#### Goal of the exercise
In the data below, locate each line with the word "xlabel" and list it.

==========

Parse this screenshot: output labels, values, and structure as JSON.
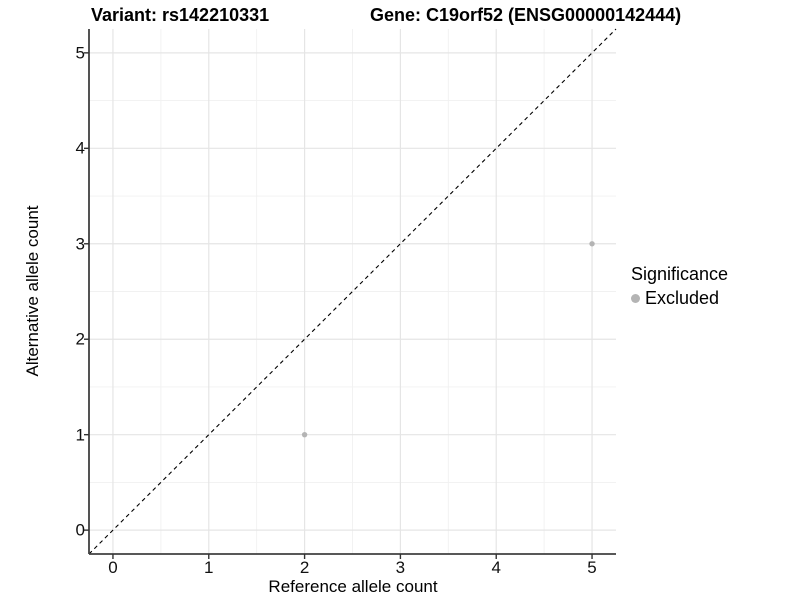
{
  "chart_data": {
    "type": "scatter",
    "title_left": "Variant: rs142210331",
    "title_right": "Gene: C19orf52 (ENSG00000142444)",
    "xlabel": "Reference allele count",
    "ylabel": "Alternative allele count",
    "xlim": [
      -0.25,
      5.25
    ],
    "ylim": [
      -0.25,
      5.25
    ],
    "x_ticks": [
      0,
      1,
      2,
      3,
      4,
      5
    ],
    "y_ticks": [
      0,
      1,
      2,
      3,
      4,
      5
    ],
    "minor_ticks": [
      0.5,
      1.5,
      2.5,
      3.5,
      4.5
    ],
    "grid": true,
    "identity_line": {
      "equation": "y = x",
      "style": "dashed",
      "color": "#000000"
    },
    "series": [
      {
        "name": "Excluded",
        "color": "#b4b4b4",
        "points": [
          {
            "x": 2,
            "y": 1
          },
          {
            "x": 5,
            "y": 3
          }
        ]
      }
    ],
    "legend": {
      "title": "Significance",
      "position": "right",
      "items": [
        {
          "label": "Excluded",
          "color": "#b4b4b4"
        }
      ]
    },
    "colors": {
      "background": "#ffffff",
      "axis_line": "#404040",
      "tick_mark": "#333333",
      "grid_major": "#e5e5e5",
      "grid_minor": "#f1f1f1",
      "point": "#b4b4b4",
      "text": "#000000"
    }
  }
}
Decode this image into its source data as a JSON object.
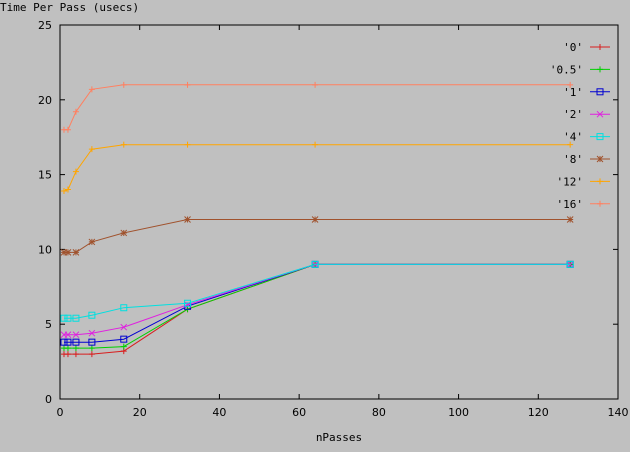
{
  "chart_data": {
    "type": "line",
    "ylabel": "Time Per Pass (usecs)",
    "xlabel": "nPasses",
    "xlim": [
      0,
      140
    ],
    "ylim": [
      0,
      25
    ],
    "xticks": [
      0,
      20,
      40,
      60,
      80,
      100,
      120,
      140
    ],
    "yticks": [
      0,
      5,
      10,
      15,
      20,
      25
    ],
    "grid": false,
    "legend": "top-right",
    "series": [
      {
        "name": "'0'",
        "color": "#d81e1e",
        "marker": "plus",
        "x": [
          1,
          2,
          4,
          8,
          16,
          32,
          64,
          128
        ],
        "y": [
          3.0,
          3.0,
          3.0,
          3.0,
          3.2,
          6.0,
          9.0,
          9.0
        ]
      },
      {
        "name": "'0.5'",
        "color": "#00d000",
        "marker": "plus",
        "x": [
          1,
          2,
          4,
          8,
          16,
          32,
          64,
          128
        ],
        "y": [
          3.4,
          3.4,
          3.4,
          3.4,
          3.5,
          6.0,
          9.0,
          9.0
        ]
      },
      {
        "name": "'1'",
        "color": "#0000d0",
        "marker": "square",
        "x": [
          1,
          2,
          4,
          8,
          16,
          32,
          64,
          128
        ],
        "y": [
          3.8,
          3.8,
          3.8,
          3.8,
          4.0,
          6.2,
          9.0,
          9.0
        ]
      },
      {
        "name": "'2'",
        "color": "#e020e0",
        "marker": "cross",
        "x": [
          1,
          2,
          4,
          8,
          16,
          32,
          64,
          128
        ],
        "y": [
          4.3,
          4.3,
          4.3,
          4.4,
          4.8,
          6.3,
          9.0,
          9.0
        ]
      },
      {
        "name": "'4'",
        "color": "#00e0e0",
        "marker": "square",
        "x": [
          1,
          2,
          4,
          8,
          16,
          32,
          64,
          128
        ],
        "y": [
          5.4,
          5.4,
          5.4,
          5.6,
          6.1,
          6.4,
          9.0,
          9.0
        ]
      },
      {
        "name": "'8'",
        "color": "#a0522d",
        "marker": "star",
        "x": [
          1,
          2,
          4,
          8,
          16,
          32,
          64,
          128
        ],
        "y": [
          9.8,
          9.8,
          9.8,
          10.5,
          11.1,
          12.0,
          12.0,
          12.0
        ]
      },
      {
        "name": "'12'",
        "color": "#ffa500",
        "marker": "plus",
        "x": [
          1,
          2,
          4,
          8,
          16,
          32,
          64,
          128
        ],
        "y": [
          13.9,
          14.0,
          15.2,
          16.7,
          17.0,
          17.0,
          17.0,
          17.0
        ]
      },
      {
        "name": "'16'",
        "color": "#ff8060",
        "marker": "plus",
        "x": [
          1,
          2,
          4,
          8,
          16,
          32,
          64,
          128
        ],
        "y": [
          18.0,
          18.0,
          19.2,
          20.7,
          21.0,
          21.0,
          21.0,
          21.0
        ]
      }
    ]
  }
}
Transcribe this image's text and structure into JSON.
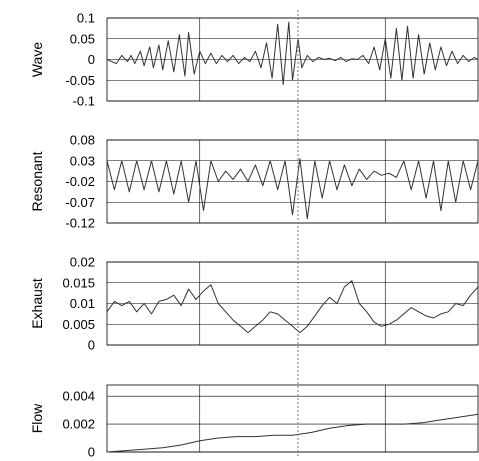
{
  "chart_data": [
    {
      "type": "line",
      "ylabel": "Wave",
      "ylim": [
        -0.1,
        0.1
      ],
      "yticks": [
        0.1,
        0.05,
        0,
        -0.05,
        -0.1
      ],
      "ytick_labels": [
        "0.1",
        "0.05",
        "0",
        "-0.05",
        "-0.1"
      ],
      "series": [
        {
          "x": [
            0,
            2.5,
            4,
            5.5,
            6.5,
            7.5,
            9,
            10,
            11.5,
            12.5,
            14,
            15,
            16.5,
            18,
            19.5,
            21,
            22,
            23.5,
            25,
            26.5,
            28,
            29.5,
            31,
            32.5,
            34,
            35.5,
            37,
            38.5,
            40,
            41.5,
            43,
            44.5,
            46,
            47.5,
            49,
            50,
            51.5,
            52.5,
            54,
            55.5,
            57,
            58.5,
            60,
            61.5,
            63,
            64.5,
            66,
            67.5,
            69,
            70.5,
            72,
            73.5,
            75,
            76.5,
            78,
            79.5,
            81,
            82.5,
            84,
            85.5,
            87,
            88.5,
            90,
            91.5,
            93,
            94.5,
            96,
            97.5,
            99,
            100
          ],
          "y": [
            0.0,
            -0.01,
            0.01,
            -0.005,
            0.01,
            -0.01,
            0.02,
            -0.015,
            0.03,
            -0.02,
            0.035,
            -0.025,
            0.045,
            -0.03,
            0.06,
            -0.04,
            0.065,
            -0.035,
            0.02,
            -0.01,
            0.015,
            -0.01,
            0.01,
            -0.005,
            0.01,
            -0.01,
            0.005,
            -0.005,
            0.02,
            -0.02,
            0.04,
            -0.045,
            0.085,
            -0.06,
            0.09,
            -0.05,
            0.05,
            -0.02,
            0.01,
            -0.005,
            0.005,
            0.0,
            0.003,
            -0.003,
            0.005,
            -0.005,
            0.002,
            0.0,
            0.01,
            -0.01,
            0.03,
            -0.025,
            0.05,
            -0.045,
            0.075,
            -0.05,
            0.08,
            -0.045,
            0.06,
            -0.035,
            0.04,
            -0.025,
            0.03,
            -0.015,
            0.02,
            -0.01,
            0.01,
            -0.005,
            0.005,
            0.0
          ]
        }
      ]
    },
    {
      "type": "line",
      "ylabel": "Resonant",
      "ylim": [
        -0.12,
        0.08
      ],
      "yticks": [
        0.08,
        0.03,
        -0.02,
        -0.07,
        -0.12
      ],
      "ytick_labels": [
        "0.08",
        "0.03",
        "-0.02",
        "-0.07",
        "-0.12"
      ],
      "series": [
        {
          "x": [
            0,
            2,
            4,
            6,
            8,
            10,
            12,
            14,
            16,
            18,
            20,
            22,
            24,
            26,
            28,
            30,
            32,
            34,
            36,
            38,
            40,
            42,
            44,
            46,
            48,
            50,
            52,
            54,
            56,
            58,
            60,
            62,
            64,
            66,
            68,
            70,
            72,
            74,
            76,
            78,
            80,
            82,
            84,
            86,
            88,
            90,
            92,
            94,
            96,
            98,
            100
          ],
          "y": [
            0.03,
            -0.04,
            0.03,
            -0.045,
            0.03,
            -0.04,
            0.03,
            -0.045,
            0.03,
            -0.05,
            0.03,
            -0.07,
            0.03,
            -0.09,
            0.03,
            -0.02,
            0.005,
            -0.015,
            0.01,
            -0.02,
            0.02,
            -0.03,
            0.03,
            -0.04,
            0.03,
            -0.1,
            0.035,
            -0.11,
            0.03,
            -0.06,
            0.03,
            -0.04,
            0.02,
            -0.03,
            0.01,
            -0.015,
            0.005,
            -0.005,
            0.0,
            -0.01,
            0.03,
            -0.04,
            0.03,
            -0.06,
            0.03,
            -0.09,
            0.03,
            -0.07,
            0.03,
            -0.04,
            0.03
          ]
        }
      ]
    },
    {
      "type": "line",
      "ylabel": "Exhaust",
      "ylim": [
        0,
        0.02
      ],
      "yticks": [
        0.02,
        0.015,
        0.01,
        0.005,
        0
      ],
      "ytick_labels": [
        "0.02",
        "0.015",
        "0.01",
        "0.005",
        "0"
      ],
      "series": [
        {
          "x": [
            0,
            2,
            4,
            6,
            8,
            10,
            12,
            14,
            16,
            18,
            20,
            22,
            24,
            26,
            28,
            30,
            32,
            34,
            36,
            38,
            40,
            42,
            44,
            46,
            48,
            50,
            52,
            54,
            56,
            58,
            60,
            62,
            64,
            66,
            68,
            70,
            72,
            74,
            76,
            78,
            80,
            82,
            84,
            86,
            88,
            90,
            92,
            94,
            96,
            98,
            100
          ],
          "y": [
            0.008,
            0.0105,
            0.0095,
            0.0105,
            0.008,
            0.01,
            0.0075,
            0.0105,
            0.011,
            0.012,
            0.0095,
            0.0135,
            0.011,
            0.013,
            0.0145,
            0.01,
            0.008,
            0.006,
            0.0045,
            0.003,
            0.0045,
            0.006,
            0.008,
            0.0075,
            0.006,
            0.0045,
            0.003,
            0.0045,
            0.007,
            0.0095,
            0.0115,
            0.01,
            0.014,
            0.0155,
            0.01,
            0.008,
            0.0055,
            0.0045,
            0.005,
            0.006,
            0.0075,
            0.009,
            0.008,
            0.007,
            0.0065,
            0.0075,
            0.008,
            0.01,
            0.0095,
            0.012,
            0.014
          ]
        }
      ]
    },
    {
      "type": "line",
      "ylabel": "Flow",
      "ylim": [
        0,
        0.0048
      ],
      "yticks": [
        0.004,
        0.002,
        0
      ],
      "ytick_labels": [
        "0.004",
        "0.002",
        "0"
      ],
      "series": [
        {
          "x": [
            0,
            5,
            10,
            15,
            20,
            25,
            30,
            35,
            40,
            45,
            50,
            55,
            60,
            65,
            70,
            75,
            80,
            85,
            90,
            95,
            100
          ],
          "y": [
            0.0,
            0.0001,
            0.0002,
            0.0003,
            0.0005,
            0.0008,
            0.001,
            0.0011,
            0.0011,
            0.0012,
            0.0012,
            0.0014,
            0.0017,
            0.0019,
            0.002,
            0.002,
            0.002,
            0.0021,
            0.0023,
            0.0025,
            0.0027
          ]
        }
      ]
    }
  ]
}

==========

#### The output
    "xlabel": "Reference allele count",
    "xlabel": "nPasses",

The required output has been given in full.